[Exercise instructions]
Copy every entry word for word, but skip the pictures.

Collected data
::::::::
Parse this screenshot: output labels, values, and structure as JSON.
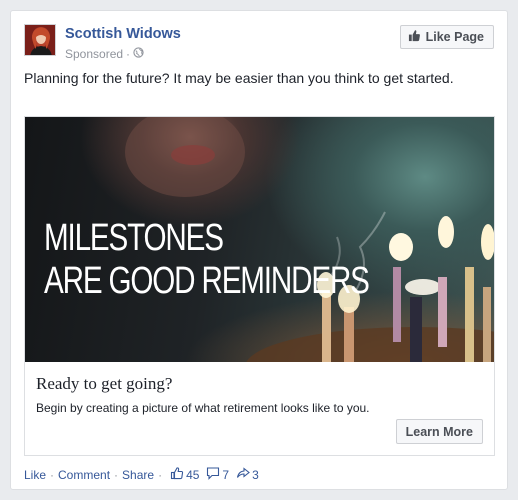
{
  "post": {
    "page_name": "Scottish Widows",
    "sponsored_label": "Sponsored",
    "separator": "·",
    "like_page_label": "Like Page",
    "message": "Planning for the future? It may be easier than you think to get started."
  },
  "ad": {
    "headline_line1": "MILESTONES",
    "headline_line2": "ARE GOOD REMINDERS",
    "title": "Ready to get going?",
    "description": "Begin by creating a picture of what retirement looks like to you.",
    "cta_label": "Learn More"
  },
  "footer": {
    "like_label": "Like",
    "comment_label": "Comment",
    "share_label": "Share",
    "separator": "·",
    "likes_count": "45",
    "comments_count": "7",
    "shares_count": "3"
  },
  "icons": {
    "globe": "globe-icon",
    "thumbs_up": "thumbs-up-icon",
    "comment": "comment-icon",
    "share": "share-icon"
  },
  "colors": {
    "link_blue": "#365899",
    "text": "#1d2129",
    "muted": "#90949c",
    "background": "#e9ebee",
    "button_bg": "#f6f7f9"
  }
}
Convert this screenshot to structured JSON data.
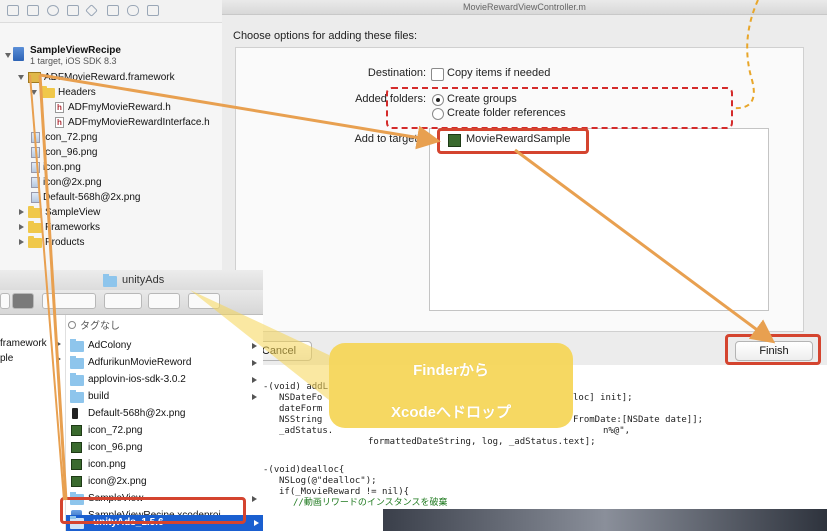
{
  "sheet_window_title": "MovieRewardViewController.m",
  "dialog": {
    "title": "Choose options for adding these files:",
    "destination_label": "Destination:",
    "copy_items_label": "Copy items if needed",
    "added_folders_label": "Added folders:",
    "create_groups_label": "Create groups",
    "create_folder_refs_label": "Create folder references",
    "add_to_targets_label": "Add to targets:",
    "target_item": "MovieRewardSample",
    "cancel_label": "Cancel",
    "finish_label": "Finish"
  },
  "navigator": {
    "project_name": "SampleViewRecipe",
    "project_subtitle": "1 target, iOS SDK 8.3",
    "items": [
      {
        "label": "ADFMovieReward.framework"
      },
      {
        "label": "Headers"
      },
      {
        "label": "ADFmyMovieReward.h"
      },
      {
        "label": "ADFmyMovieRewardInterface.h"
      },
      {
        "label": "icon_72.png"
      },
      {
        "label": "icon_96.png"
      },
      {
        "label": "icon.png"
      },
      {
        "label": "icon@2x.png"
      },
      {
        "label": "Default-568h@2x.png"
      },
      {
        "label": "SampleView"
      },
      {
        "label": "Frameworks"
      },
      {
        "label": "Products"
      }
    ]
  },
  "finder": {
    "window_title": "unityAds",
    "col1": [
      "framework",
      "ple"
    ],
    "col2_header": "タグなし",
    "items": [
      {
        "label": "AdColony",
        "type": "folder"
      },
      {
        "label": "AdfurikunMovieReword",
        "type": "folder"
      },
      {
        "label": "applovin-ios-sdk-3.0.2",
        "type": "folder"
      },
      {
        "label": "build",
        "type": "folder"
      },
      {
        "label": "Default-568h@2x.png",
        "type": "image"
      },
      {
        "label": "icon_72.png",
        "type": "image"
      },
      {
        "label": "icon_96.png",
        "type": "image"
      },
      {
        "label": "icon.png",
        "type": "image"
      },
      {
        "label": "icon@2x.png",
        "type": "image"
      },
      {
        "label": "SampleView",
        "type": "folder"
      },
      {
        "label": "SampleViewRecipe.xcodeproj",
        "type": "project"
      },
      {
        "label": "unityAds_1.5.6",
        "type": "folder",
        "selected": true
      }
    ]
  },
  "code": {
    "line1": "-(void) addL",
    "line2": "NSDateFo",
    "line2b": "loc] init];",
    "line3": "dateForm",
    "line4": "NSString",
    "line4b": "FromDate:[NSDate date]];",
    "line5": "_adStatus.",
    "line5b": "n%@\",",
    "line6": "formattedDateString, log, _adStatus.text];",
    "line7": "-(void)dealloc{",
    "line8": "NSLog(@\"dealloc\");",
    "line9": "if(_MovieReward != nil){",
    "line10": "//動画リワードのインスタンスを破棄"
  },
  "callout": {
    "line1": "Finderから",
    "line2": "Xcodeへドロップ"
  },
  "colors": {
    "accent_red": "#d4442f",
    "arrow_orange": "#e8a050",
    "callout_yellow": "#f5d555",
    "selection_blue": "#1a5fd0"
  }
}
::::::::
[Reply to the task]
Parse this screenshot: output labels, values, and structure as JSON.
{
  "post": {
    "page_name": "Scottish Widows",
    "sponsored_label": "Sponsored",
    "separator": "·",
    "like_page_label": "Like Page",
    "message": "Planning for the future? It may be easier than you think to get started."
  },
  "ad": {
    "headline_line1": "MILESTONES",
    "headline_line2": "ARE GOOD REMINDERS",
    "title": "Ready to get going?",
    "description": "Begin by creating a picture of what retirement looks like to you.",
    "cta_label": "Learn More"
  },
  "footer": {
    "like_label": "Like",
    "comment_label": "Comment",
    "share_label": "Share",
    "separator": "·",
    "likes_count": "45",
    "comments_count": "7",
    "shares_count": "3"
  },
  "icons": {
    "globe": "globe-icon",
    "thumbs_up": "thumbs-up-icon",
    "comment": "comment-icon",
    "share": "share-icon"
  },
  "colors": {
    "link_blue": "#365899",
    "text": "#1d2129",
    "muted": "#90949c",
    "background": "#e9ebee",
    "button_bg": "#f6f7f9"
  }
}
Convert this screenshot to structured JSON data.
{
  "sheet_window_title": "MovieRewardViewController.m",
  "dialog": {
    "title": "Choose options for adding these files:",
    "destination_label": "Destination:",
    "copy_items_label": "Copy items if needed",
    "added_folders_label": "Added folders:",
    "create_groups_label": "Create groups",
    "create_folder_refs_label": "Create folder references",
    "add_to_targets_label": "Add to targets:",
    "target_item": "MovieRewardSample",
    "cancel_label": "Cancel",
    "finish_label": "Finish"
  },
  "navigator": {
    "project_name": "SampleViewRecipe",
    "project_subtitle": "1 target, iOS SDK 8.3",
    "items": [
      {
        "label": "ADFMovieReward.framework"
      },
      {
        "label": "Headers"
      },
      {
        "label": "ADFmyMovieReward.h"
      },
      {
        "label": "ADFmyMovieRewardInterface.h"
      },
      {
        "label": "icon_72.png"
      },
      {
        "label": "icon_96.png"
      },
      {
        "label": "icon.png"
      },
      {
        "label": "icon@2x.png"
      },
      {
        "label": "Default-568h@2x.png"
      },
      {
        "label": "SampleView"
      },
      {
        "label": "Frameworks"
      },
      {
        "label": "Products"
      }
    ]
  },
  "finder": {
    "window_title": "unityAds",
    "col1": [
      "framework",
      "ple"
    ],
    "col2_header": "タグなし",
    "items": [
      {
        "label": "AdColony",
        "type": "folder"
      },
      {
        "label": "AdfurikunMovieReword",
        "type": "folder"
      },
      {
        "label": "applovin-ios-sdk-3.0.2",
        "type": "folder"
      },
      {
        "label": "build",
        "type": "folder"
      },
      {
        "label": "Default-568h@2x.png",
        "type": "image"
      },
      {
        "label": "icon_72.png",
        "type": "image"
      },
      {
        "label": "icon_96.png",
        "type": "image"
      },
      {
        "label": "icon.png",
        "type": "image"
      },
      {
        "label": "icon@2x.png",
        "type": "image"
      },
      {
        "label": "SampleView",
        "type": "folder"
      },
      {
        "label": "SampleViewRecipe.xcodeproj",
        "type": "project"
      },
      {
        "label": "unityAds_1.5.6",
        "type": "folder",
        "selected": true
      }
    ]
  },
  "code": {
    "line1": "-(void) addL",
    "line2": "NSDateFo",
    "line2b": "loc] init];",
    "line3": "dateForm",
    "line4": "NSString",
    "line4b": "FromDate:[NSDate date]];",
    "line5": "_adStatus.",
    "line5b": "n%@\",",
    "line6": "formattedDateString, log, _adStatus.text];",
    "line7": "-(void)dealloc{",
    "line8": "NSLog(@\"dealloc\");",
    "line9": "if(_MovieReward != nil){",
    "line10": "//動画リワードのインスタンスを破棄"
  },
  "callout": {
    "line1": "Finderから",
    "line2": "Xcodeへドロップ"
  },
  "colors": {
    "accent_red": "#d4442f",
    "arrow_orange": "#e8a050",
    "callout_yellow": "#f5d555",
    "selection_blue": "#1a5fd0"
  }
}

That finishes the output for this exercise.